--- Exercise instructions ---
From the listing below, pick out each line with the word "不用webserive".
──────── Information given ────────
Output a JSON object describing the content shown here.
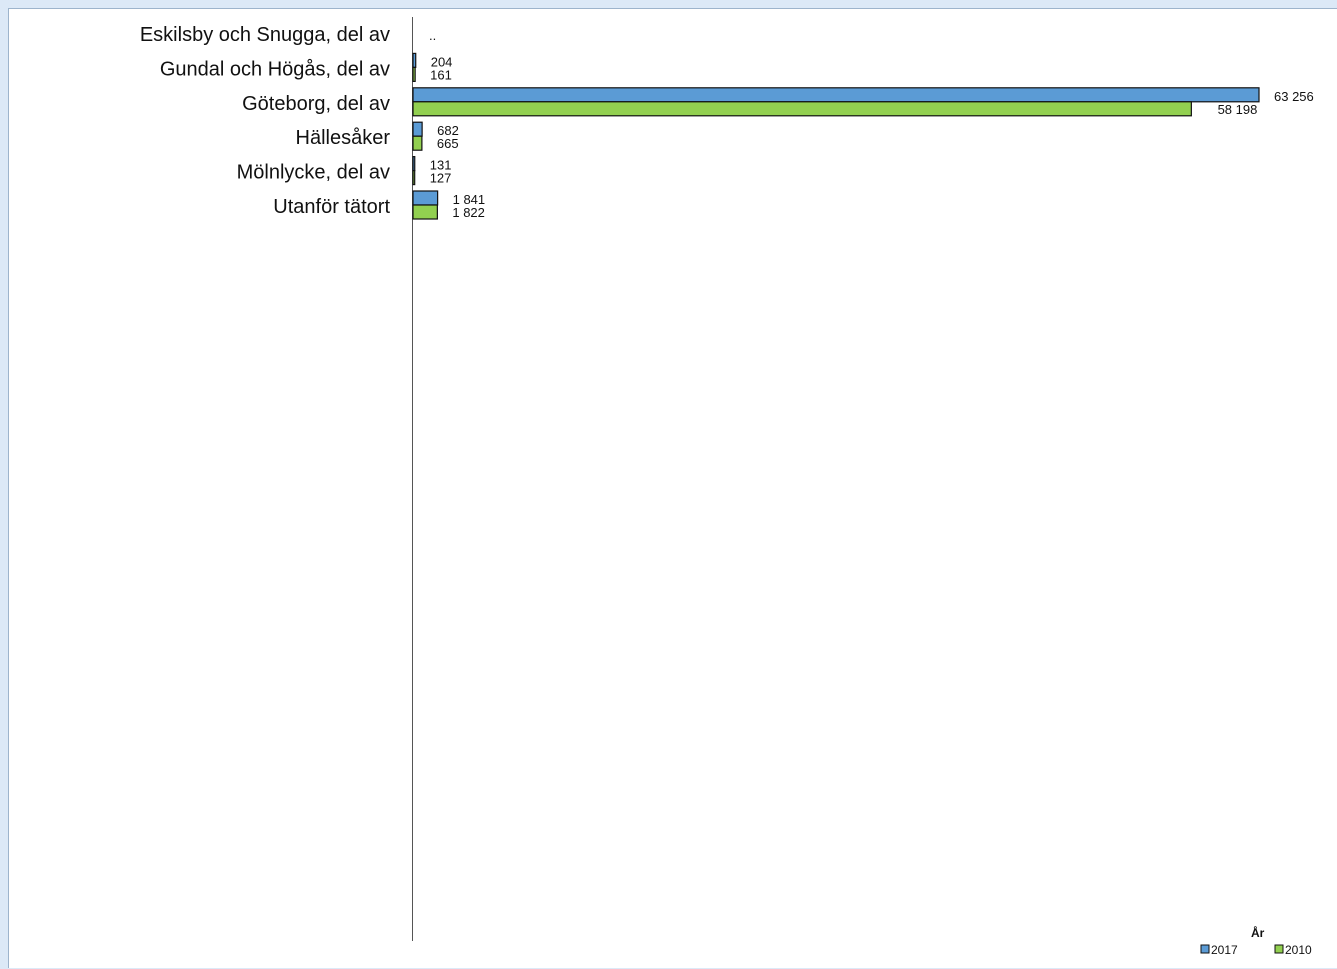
{
  "chart_data": {
    "type": "bar",
    "orientation": "horizontal",
    "categories": [
      "Eskilsby och Snugga, del av",
      "Gundal och Högås, del av",
      "Göteborg, del av",
      "Hällesåker",
      "Mölnlycke, del av",
      "Utanför tätort"
    ],
    "series": [
      {
        "name": "2017",
        "color": "#5b9bd5",
        "values": [
          null,
          204,
          63256,
          682,
          131,
          1841
        ],
        "labels": [
          "..",
          "204",
          "63 256",
          "682",
          "131",
          "1 841"
        ]
      },
      {
        "name": "2010",
        "color": "#92d050",
        "values": [
          null,
          161,
          58198,
          665,
          127,
          1822
        ],
        "labels": [
          "",
          "161",
          "58 198",
          "665",
          "127",
          "1 822"
        ]
      }
    ],
    "xlim": [
      0,
      63256
    ],
    "grid": false,
    "legend": {
      "title": "År",
      "placement": "bottom-right"
    }
  }
}
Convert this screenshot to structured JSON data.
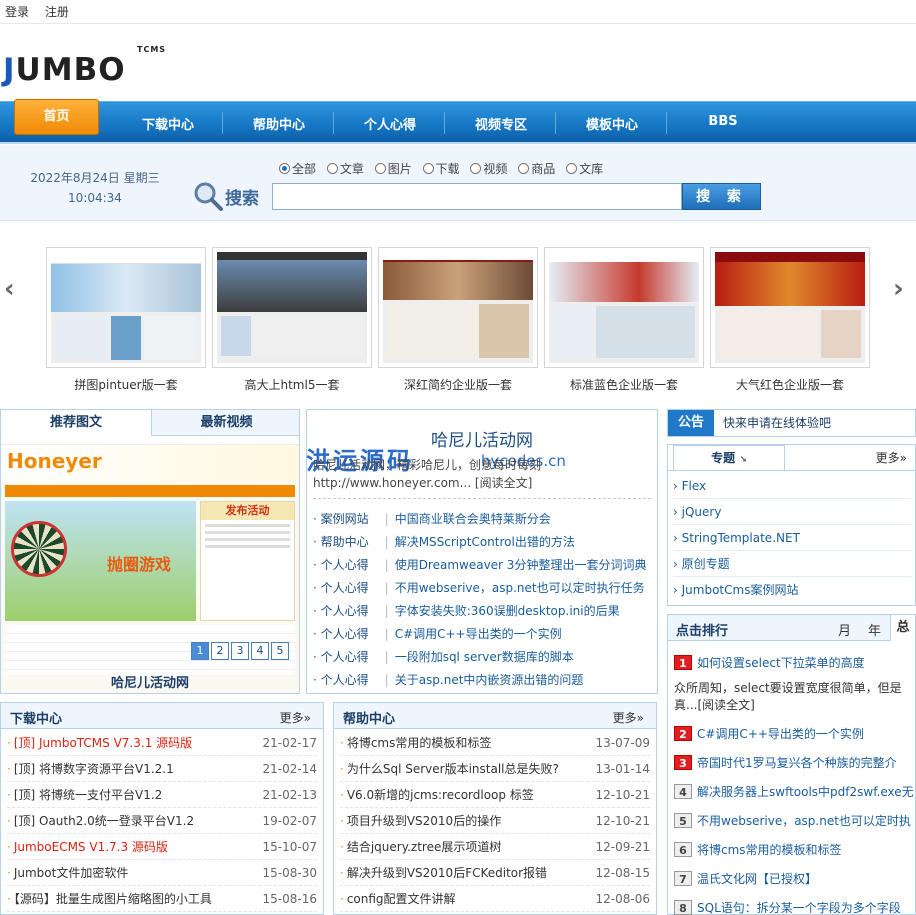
{
  "topbar": {
    "login": "登录",
    "register": "注册"
  },
  "logo": {
    "text_j": "J",
    "text_rest": "UMBO",
    "sub": "TCMS"
  },
  "nav": {
    "items": [
      "首页",
      "下载中心",
      "帮助中心",
      "个人心得",
      "视频专区",
      "模板中心",
      "BBS"
    ]
  },
  "datetime": {
    "date": "2022年8月24日 星期三",
    "time": "10:04:34"
  },
  "search": {
    "label": "搜索",
    "button": "搜 索",
    "options": [
      "全部",
      "文章",
      "图片",
      "下载",
      "视频",
      "商品",
      "文库"
    ],
    "selected": "全部",
    "value": ""
  },
  "carousel": {
    "prev": "‹",
    "next": "›",
    "items": [
      "拼图pintuer版一套",
      "高大上html5一套",
      "深红简约企业版一套",
      "标准蓝色企业版一套",
      "大气红色企业版一套"
    ]
  },
  "featured": {
    "tabs": [
      "推荐图文",
      "最新视频"
    ],
    "caption": "哈尼儿活动网",
    "pages": [
      "1",
      "2",
      "3",
      "4",
      "5"
    ],
    "image_texts": {
      "brand": "Honeyer",
      "post": "发布活动",
      "game": "抛圈游戏"
    }
  },
  "headline": {
    "title": "哈尼儿活动网",
    "watermark": "洪运源码",
    "watermark_url": "hycodes.cn",
    "summary": "哈尼儿活动网，精彩哈尼儿，创意每时每刻",
    "url": "http://www.honeyer.com...",
    "readmore": "[阅读全文]"
  },
  "news": [
    {
      "cat": "案例网站",
      "title": "中国商业联合会奥特莱斯分会"
    },
    {
      "cat": "帮助中心",
      "title": "解决MSScriptControl出错的方法"
    },
    {
      "cat": "个人心得",
      "title": "使用Dreamweaver 3分钟整理出一套分词词典"
    },
    {
      "cat": "个人心得",
      "title": "不用webserive，asp.net也可以定时执行任务"
    },
    {
      "cat": "个人心得",
      "title": "字体安装失败:360误删desktop.ini的后果"
    },
    {
      "cat": "个人心得",
      "title": "C#调用C++导出类的一个实例"
    },
    {
      "cat": "个人心得",
      "title": "一段附加sql server数据库的脚本"
    },
    {
      "cat": "个人心得",
      "title": "关于asp.net中内嵌资源出错的问题"
    }
  ],
  "notice": {
    "label": "公告",
    "text": "快来申请在线体验吧"
  },
  "topics": {
    "tab": "专题",
    "more": "更多»",
    "items": [
      "Flex",
      "jQuery",
      "StringTemplate.NET",
      "原创专题",
      "JumbotCms案例网站"
    ]
  },
  "ranking": {
    "title": "点击排行",
    "tabs": [
      "月",
      "年",
      "总"
    ],
    "active_tab": "总",
    "first": {
      "title": "如何设置select下拉菜单的高度",
      "desc1": "众所周知，select要设置宽度很简单，但是",
      "desc2": "真...[阅读全文]"
    },
    "items": [
      {
        "n": "1",
        "title": "如何设置select下拉菜单的高度"
      },
      {
        "n": "2",
        "title": "C#调用C++导出类的一个实例"
      },
      {
        "n": "3",
        "title": "帝国时代1罗马复兴各个种族的完整介"
      },
      {
        "n": "4",
        "title": "解决服务器上swftools中pdf2swf.exe无"
      },
      {
        "n": "5",
        "title": "不用webserive，asp.net也可以定时执"
      },
      {
        "n": "6",
        "title": "将博cms常用的模板和标签"
      },
      {
        "n": "7",
        "title": "温氏文化网【已授权】"
      },
      {
        "n": "8",
        "title": "SQL语句：拆分某一个字段为多个字段"
      }
    ]
  },
  "downloads": {
    "title": "下载中心",
    "more": "更多»",
    "rows": [
      {
        "title": "[顶] JumboTCMS V7.3.1 源码版",
        "date": "21-02-17",
        "red": true
      },
      {
        "title": "[顶] 将博数字资源平台V1.2.1",
        "date": "21-02-14",
        "red": false
      },
      {
        "title": "[顶] 将博统一支付平台V1.2",
        "date": "21-02-13",
        "red": false
      },
      {
        "title": "[顶] Oauth2.0统一登录平台V1.2",
        "date": "19-02-07",
        "red": false
      },
      {
        "title": "JumboECMS V1.7.3 源码版",
        "date": "15-10-07",
        "red": true
      },
      {
        "title": "Jumbot文件加密软件",
        "date": "15-08-30",
        "red": false
      },
      {
        "title": "【源码】批量生成图片缩略图的小工具",
        "date": "15-08-16",
        "red": false
      }
    ]
  },
  "help": {
    "title": "帮助中心",
    "more": "更多»",
    "rows": [
      {
        "title": "将博cms常用的模板和标签",
        "date": "13-07-09"
      },
      {
        "title": "为什么Sql Server版本install总是失败?",
        "date": "13-01-14"
      },
      {
        "title": "V6.0新增的jcms:recordloop 标签",
        "date": "12-10-21"
      },
      {
        "title": "项目升级到VS2010后的操作",
        "date": "12-10-21"
      },
      {
        "title": "结合jquery.ztree展示项道树",
        "date": "12-09-21"
      },
      {
        "title": "解决升级到VS2010后FCKeditor报错",
        "date": "12-08-15"
      },
      {
        "title": "config配置文件讲解",
        "date": "12-08-06"
      }
    ]
  }
}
────────
--- The response ---
      "title": "不用webserive，asp.net也可以定时执行任务"
        "title": "不用webserive，asp.net也可以定时执"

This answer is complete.